The problem = Write out all the entries word for word, but skip any images.

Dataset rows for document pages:
+ + + + + + +

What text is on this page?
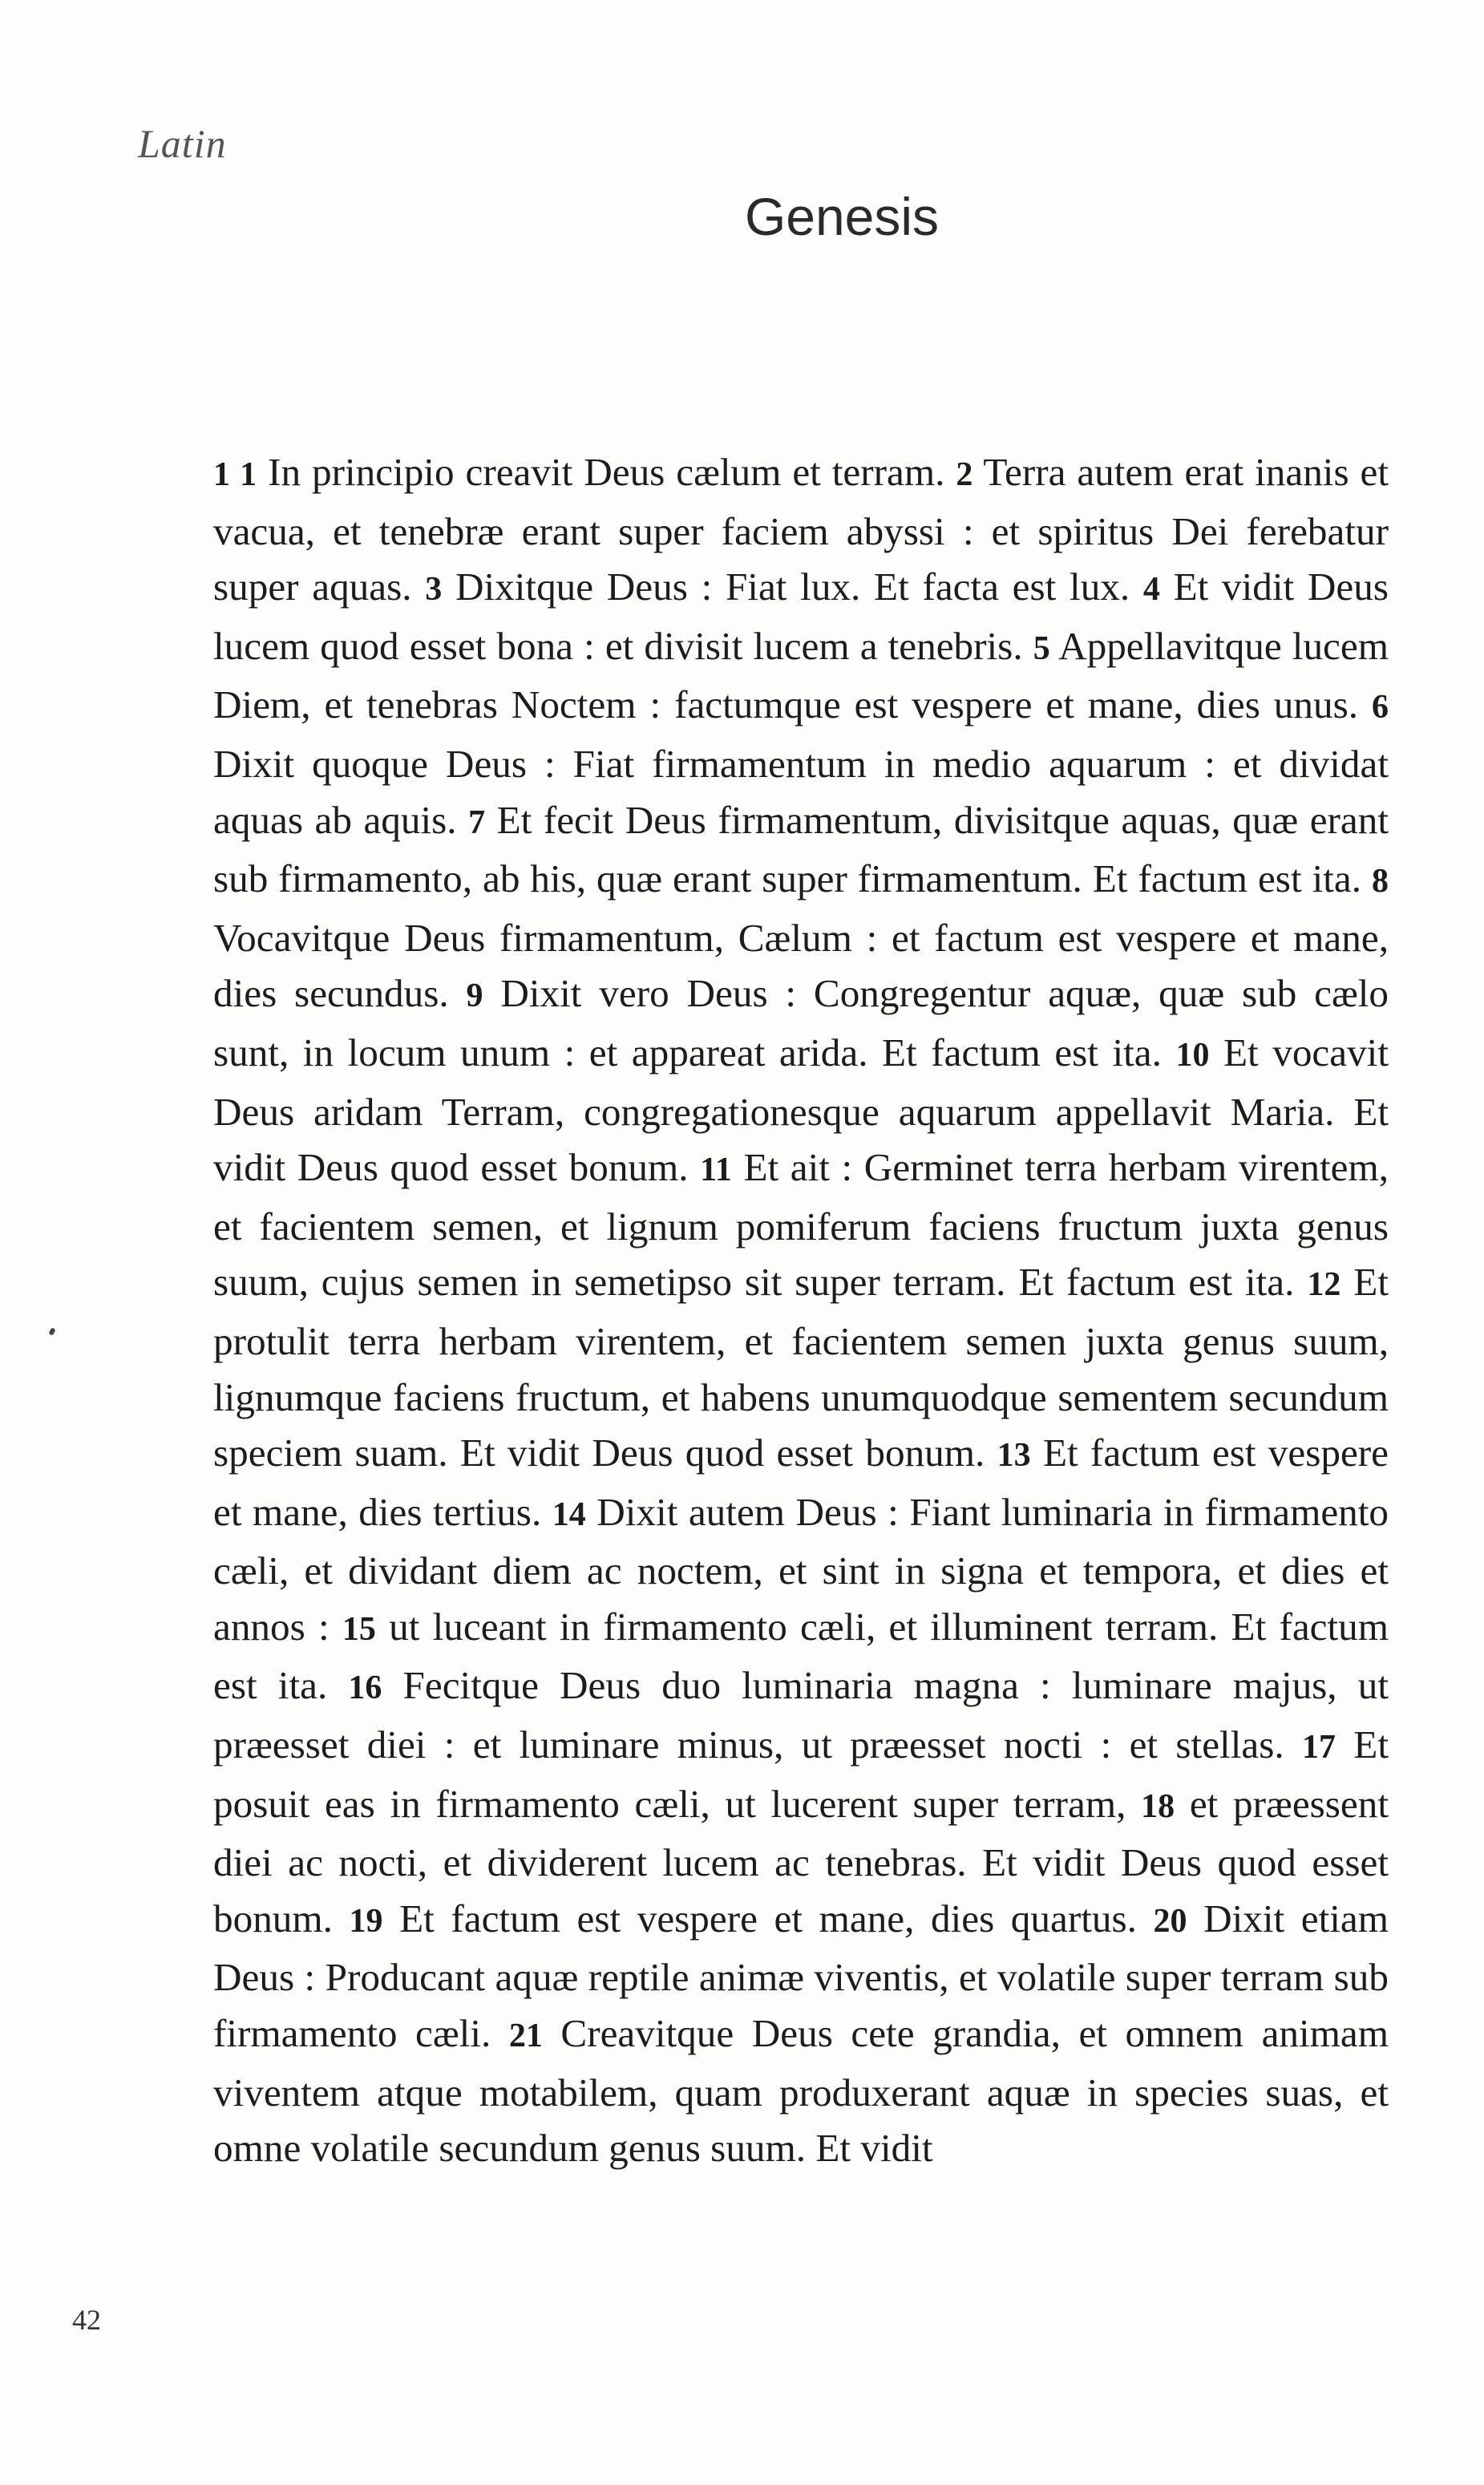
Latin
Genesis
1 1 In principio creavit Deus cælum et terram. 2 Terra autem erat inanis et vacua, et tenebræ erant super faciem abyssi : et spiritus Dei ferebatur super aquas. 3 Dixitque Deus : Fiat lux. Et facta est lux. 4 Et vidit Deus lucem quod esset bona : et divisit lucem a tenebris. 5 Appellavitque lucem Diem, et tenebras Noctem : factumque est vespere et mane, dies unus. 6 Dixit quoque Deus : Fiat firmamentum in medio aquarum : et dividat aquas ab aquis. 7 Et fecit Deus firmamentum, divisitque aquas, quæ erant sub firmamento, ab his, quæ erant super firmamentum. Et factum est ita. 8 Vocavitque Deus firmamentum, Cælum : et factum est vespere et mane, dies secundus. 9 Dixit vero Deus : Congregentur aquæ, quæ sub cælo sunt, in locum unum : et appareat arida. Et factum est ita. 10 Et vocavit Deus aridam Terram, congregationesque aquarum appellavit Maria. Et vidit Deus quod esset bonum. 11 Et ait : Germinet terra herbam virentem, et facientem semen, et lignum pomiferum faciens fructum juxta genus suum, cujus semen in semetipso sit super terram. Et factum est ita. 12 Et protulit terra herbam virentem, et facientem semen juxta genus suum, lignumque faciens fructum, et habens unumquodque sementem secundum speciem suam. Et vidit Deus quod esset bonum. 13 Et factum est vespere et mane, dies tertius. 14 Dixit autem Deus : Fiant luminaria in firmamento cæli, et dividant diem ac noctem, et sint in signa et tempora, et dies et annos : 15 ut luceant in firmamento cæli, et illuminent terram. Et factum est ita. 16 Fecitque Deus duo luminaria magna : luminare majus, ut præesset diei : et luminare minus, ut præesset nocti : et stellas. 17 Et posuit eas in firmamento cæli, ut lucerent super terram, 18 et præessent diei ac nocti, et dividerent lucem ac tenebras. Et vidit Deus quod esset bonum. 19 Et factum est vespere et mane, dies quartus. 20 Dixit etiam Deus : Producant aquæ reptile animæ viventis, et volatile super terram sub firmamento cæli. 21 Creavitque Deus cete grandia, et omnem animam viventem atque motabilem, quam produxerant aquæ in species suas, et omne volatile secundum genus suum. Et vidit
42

+ + + + + + +

Answer section =
What text is on this page?
Latin
Genesis
1 1 In principio creavit Deus cælum et terram. 2 Terra autem erat inanis et vacua, et tenebræ erant super faciem abyssi : et spiritus Dei ferebatur super aquas. 3 Dixitque Deus : Fiat lux. Et facta est lux. 4 Et vidit Deus lucem quod esset bona : et divisit lucem a tenebris. 5 Appellavitque lucem Diem, et tenebras Noctem : factumque est vespere et mane, dies unus. 6 Dixit quoque Deus : Fiat firmamentum in medio aquarum : et dividat aquas ab aquis. 7 Et fecit Deus firmamentum, divisitque aquas, quæ erant sub firmamento, ab his, quæ erant super firmamentum. Et factum est ita. 8 Vocavitque Deus firmamentum, Cælum : et factum est vespere et mane, dies secundus. 9 Dixit vero Deus : Congregentur aquæ, quæ sub cælo sunt, in locum unum : et appareat arida. Et factum est ita. 10 Et vocavit Deus aridam Terram, congregationesque aquarum appellavit Maria. Et vidit Deus quod esset bonum. 11 Et ait : Germinet terra herbam virentem, et facientem semen, et lignum pomiferum faciens fructum juxta genus suum, cujus semen in semetipso sit super terram. Et factum est ita. 12 Et protulit terra herbam virentem, et facientem semen juxta genus suum, lignumque faciens fructum, et habens unumquodque sementem secundum speciem suam. Et vidit Deus quod esset bonum. 13 Et factum est vespere et mane, dies tertius. 14 Dixit autem Deus : Fiant luminaria in firmamento cæli, et dividant diem ac noctem, et sint in signa et tempora, et dies et annos : 15 ut luceant in firmamento cæli, et illuminent terram. Et factum est ita. 16 Fecitque Deus duo luminaria magna : luminare majus, ut præesset diei : et luminare minus, ut præesset nocti : et stellas. 17 Et posuit eas in firmamento cæli, ut lucerent super terram, 18 et præessent diei ac nocti, et dividerent lucem ac tenebras. Et vidit Deus quod esset bonum. 19 Et factum est vespere et mane, dies quartus. 20 Dixit etiam Deus : Producant aquæ reptile animæ viventis, et volatile super terram sub firmamento cæli. 21 Creavitque Deus cete grandia, et omnem animam viventem atque motabilem, quam produxerant aquæ in species suas, et omne volatile secundum genus suum. Et vidit
42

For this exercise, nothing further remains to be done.